* _EXERCISE_
In the listing below, find every line with the string "SRMTID" and pull it out.

------------------------------------

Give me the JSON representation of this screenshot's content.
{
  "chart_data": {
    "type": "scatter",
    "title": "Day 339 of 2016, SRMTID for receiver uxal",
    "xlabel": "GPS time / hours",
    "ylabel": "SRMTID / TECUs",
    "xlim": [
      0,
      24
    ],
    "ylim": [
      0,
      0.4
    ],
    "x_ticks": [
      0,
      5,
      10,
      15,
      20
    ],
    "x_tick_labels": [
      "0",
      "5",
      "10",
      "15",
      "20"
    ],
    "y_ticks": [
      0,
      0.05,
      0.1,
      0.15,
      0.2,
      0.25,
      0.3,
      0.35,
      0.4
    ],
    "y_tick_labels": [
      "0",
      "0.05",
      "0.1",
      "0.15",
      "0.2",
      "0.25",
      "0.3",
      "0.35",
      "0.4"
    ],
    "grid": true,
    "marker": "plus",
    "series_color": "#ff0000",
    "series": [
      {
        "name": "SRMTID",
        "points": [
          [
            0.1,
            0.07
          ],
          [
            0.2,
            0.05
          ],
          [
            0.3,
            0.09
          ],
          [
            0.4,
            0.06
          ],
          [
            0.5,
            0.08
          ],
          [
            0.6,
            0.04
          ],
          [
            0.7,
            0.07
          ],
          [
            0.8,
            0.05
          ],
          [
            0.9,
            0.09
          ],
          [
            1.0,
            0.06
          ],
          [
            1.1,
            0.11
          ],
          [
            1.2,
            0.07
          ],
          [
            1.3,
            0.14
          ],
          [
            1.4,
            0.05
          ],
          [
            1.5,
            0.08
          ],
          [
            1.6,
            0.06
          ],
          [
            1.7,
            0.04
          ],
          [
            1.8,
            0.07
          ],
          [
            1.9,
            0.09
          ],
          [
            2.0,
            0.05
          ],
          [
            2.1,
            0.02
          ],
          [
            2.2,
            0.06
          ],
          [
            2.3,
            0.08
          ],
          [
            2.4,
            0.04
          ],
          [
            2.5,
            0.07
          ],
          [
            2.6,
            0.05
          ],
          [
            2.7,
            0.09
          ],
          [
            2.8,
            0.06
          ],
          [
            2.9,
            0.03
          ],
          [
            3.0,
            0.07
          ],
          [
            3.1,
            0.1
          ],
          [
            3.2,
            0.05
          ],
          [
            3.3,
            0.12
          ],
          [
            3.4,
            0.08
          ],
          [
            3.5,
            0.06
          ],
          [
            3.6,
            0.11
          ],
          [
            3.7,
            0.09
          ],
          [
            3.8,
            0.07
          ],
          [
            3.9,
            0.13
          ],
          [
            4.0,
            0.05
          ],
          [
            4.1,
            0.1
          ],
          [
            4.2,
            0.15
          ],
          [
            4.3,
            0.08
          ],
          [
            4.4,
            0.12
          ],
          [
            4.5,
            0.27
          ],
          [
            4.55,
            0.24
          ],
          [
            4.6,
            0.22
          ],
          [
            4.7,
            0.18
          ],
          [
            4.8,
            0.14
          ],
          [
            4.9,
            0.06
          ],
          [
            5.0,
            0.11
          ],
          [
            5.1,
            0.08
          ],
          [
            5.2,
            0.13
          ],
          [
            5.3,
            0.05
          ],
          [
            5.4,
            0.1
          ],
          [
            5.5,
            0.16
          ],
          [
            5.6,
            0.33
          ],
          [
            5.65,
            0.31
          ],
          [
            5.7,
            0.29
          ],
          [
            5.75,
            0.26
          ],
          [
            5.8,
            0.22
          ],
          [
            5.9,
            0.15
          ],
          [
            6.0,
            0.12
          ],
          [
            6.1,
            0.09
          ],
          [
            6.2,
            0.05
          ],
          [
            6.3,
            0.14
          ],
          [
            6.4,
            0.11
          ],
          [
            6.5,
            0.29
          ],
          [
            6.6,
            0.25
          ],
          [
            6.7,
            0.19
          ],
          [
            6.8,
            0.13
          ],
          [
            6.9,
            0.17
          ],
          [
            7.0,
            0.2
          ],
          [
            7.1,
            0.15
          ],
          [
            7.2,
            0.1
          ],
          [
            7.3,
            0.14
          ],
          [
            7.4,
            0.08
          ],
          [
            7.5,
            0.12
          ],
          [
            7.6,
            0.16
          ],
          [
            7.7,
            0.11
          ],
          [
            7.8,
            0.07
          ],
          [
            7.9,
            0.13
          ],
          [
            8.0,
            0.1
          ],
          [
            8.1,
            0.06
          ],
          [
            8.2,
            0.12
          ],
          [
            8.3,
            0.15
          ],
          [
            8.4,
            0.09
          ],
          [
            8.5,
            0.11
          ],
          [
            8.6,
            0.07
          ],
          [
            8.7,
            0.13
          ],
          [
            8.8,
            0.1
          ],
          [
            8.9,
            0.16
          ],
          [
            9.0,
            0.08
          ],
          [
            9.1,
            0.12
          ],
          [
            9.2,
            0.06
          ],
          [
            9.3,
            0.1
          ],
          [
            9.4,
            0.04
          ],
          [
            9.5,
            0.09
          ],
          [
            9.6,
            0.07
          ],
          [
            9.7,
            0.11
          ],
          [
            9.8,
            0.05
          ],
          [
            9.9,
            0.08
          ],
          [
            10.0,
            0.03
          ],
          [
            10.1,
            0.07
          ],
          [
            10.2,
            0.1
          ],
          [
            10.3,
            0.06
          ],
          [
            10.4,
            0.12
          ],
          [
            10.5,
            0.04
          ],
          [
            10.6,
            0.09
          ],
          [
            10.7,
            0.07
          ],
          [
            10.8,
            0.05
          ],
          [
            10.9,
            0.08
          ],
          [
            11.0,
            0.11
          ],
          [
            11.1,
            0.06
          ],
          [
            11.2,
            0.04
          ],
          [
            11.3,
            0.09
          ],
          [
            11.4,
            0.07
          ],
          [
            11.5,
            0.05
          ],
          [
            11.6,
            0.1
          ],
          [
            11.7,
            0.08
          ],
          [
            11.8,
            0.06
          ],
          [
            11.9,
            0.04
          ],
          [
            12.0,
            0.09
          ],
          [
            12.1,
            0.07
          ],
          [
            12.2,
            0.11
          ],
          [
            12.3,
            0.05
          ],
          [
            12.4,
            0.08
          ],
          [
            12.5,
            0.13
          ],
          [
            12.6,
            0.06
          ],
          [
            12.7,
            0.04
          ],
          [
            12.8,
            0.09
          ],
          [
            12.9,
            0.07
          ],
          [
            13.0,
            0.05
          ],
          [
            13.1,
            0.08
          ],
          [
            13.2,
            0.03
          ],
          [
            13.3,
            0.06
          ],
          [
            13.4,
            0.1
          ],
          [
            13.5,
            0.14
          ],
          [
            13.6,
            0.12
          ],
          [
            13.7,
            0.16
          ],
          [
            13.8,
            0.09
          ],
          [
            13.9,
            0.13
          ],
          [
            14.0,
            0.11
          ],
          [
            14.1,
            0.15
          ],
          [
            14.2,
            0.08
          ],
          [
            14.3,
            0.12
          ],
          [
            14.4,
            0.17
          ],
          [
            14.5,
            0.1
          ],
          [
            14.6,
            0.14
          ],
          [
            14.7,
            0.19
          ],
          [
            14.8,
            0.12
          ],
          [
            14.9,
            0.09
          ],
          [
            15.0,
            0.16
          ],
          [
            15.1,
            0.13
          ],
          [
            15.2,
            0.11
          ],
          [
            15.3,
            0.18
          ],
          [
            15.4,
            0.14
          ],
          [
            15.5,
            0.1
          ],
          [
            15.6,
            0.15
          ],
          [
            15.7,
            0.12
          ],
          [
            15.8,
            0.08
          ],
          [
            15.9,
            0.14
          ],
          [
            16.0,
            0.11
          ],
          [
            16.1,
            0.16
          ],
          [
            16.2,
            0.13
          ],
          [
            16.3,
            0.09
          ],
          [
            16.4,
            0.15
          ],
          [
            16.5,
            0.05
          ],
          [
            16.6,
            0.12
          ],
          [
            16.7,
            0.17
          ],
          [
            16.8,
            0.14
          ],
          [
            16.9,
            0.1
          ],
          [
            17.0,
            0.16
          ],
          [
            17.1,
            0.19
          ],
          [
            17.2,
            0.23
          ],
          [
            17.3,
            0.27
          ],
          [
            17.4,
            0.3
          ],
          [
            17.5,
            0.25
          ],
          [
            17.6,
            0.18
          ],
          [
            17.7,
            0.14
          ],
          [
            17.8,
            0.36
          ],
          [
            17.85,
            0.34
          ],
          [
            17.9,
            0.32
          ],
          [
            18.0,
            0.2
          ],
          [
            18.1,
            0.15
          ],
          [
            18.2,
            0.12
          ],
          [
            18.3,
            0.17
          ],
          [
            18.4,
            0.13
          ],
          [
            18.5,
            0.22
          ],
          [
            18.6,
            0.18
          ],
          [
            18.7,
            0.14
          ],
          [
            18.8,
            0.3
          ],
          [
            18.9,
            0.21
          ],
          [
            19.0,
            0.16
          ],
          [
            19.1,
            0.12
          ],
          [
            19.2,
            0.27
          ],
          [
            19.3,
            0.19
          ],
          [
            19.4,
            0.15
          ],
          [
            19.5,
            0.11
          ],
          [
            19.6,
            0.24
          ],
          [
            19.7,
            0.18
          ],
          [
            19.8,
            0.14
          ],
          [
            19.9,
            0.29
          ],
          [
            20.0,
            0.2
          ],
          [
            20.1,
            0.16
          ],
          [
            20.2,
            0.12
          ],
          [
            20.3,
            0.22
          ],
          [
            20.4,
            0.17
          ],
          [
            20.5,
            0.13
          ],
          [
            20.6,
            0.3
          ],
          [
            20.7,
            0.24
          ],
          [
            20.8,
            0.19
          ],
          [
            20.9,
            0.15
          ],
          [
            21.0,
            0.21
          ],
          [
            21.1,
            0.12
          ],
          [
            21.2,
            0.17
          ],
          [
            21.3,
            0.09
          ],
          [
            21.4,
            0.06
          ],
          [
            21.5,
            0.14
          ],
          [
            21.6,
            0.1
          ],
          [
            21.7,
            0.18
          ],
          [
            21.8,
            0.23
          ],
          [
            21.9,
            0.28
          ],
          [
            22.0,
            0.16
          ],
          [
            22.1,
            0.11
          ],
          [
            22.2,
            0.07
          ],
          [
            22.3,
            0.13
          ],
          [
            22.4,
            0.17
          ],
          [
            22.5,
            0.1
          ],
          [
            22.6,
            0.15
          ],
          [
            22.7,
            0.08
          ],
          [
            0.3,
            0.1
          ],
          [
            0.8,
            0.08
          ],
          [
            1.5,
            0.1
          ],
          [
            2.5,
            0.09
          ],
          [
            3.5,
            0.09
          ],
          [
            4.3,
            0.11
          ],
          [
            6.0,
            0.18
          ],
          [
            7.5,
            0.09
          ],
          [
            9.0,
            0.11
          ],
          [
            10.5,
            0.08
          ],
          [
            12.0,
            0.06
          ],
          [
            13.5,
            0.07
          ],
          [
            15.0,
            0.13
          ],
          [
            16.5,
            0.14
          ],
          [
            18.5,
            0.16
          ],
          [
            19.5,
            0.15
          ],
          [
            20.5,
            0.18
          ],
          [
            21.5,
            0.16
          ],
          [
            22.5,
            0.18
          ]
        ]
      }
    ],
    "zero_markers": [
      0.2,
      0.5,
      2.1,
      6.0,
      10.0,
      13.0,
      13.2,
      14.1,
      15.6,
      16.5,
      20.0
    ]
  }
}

------------------------------------

* _THE ANSWER_
    "title": "Day 339 of 2016, SRMTID for receiver uxal",
    "ylabel": "SRMTID / TECUs",
        "name": "SRMTID",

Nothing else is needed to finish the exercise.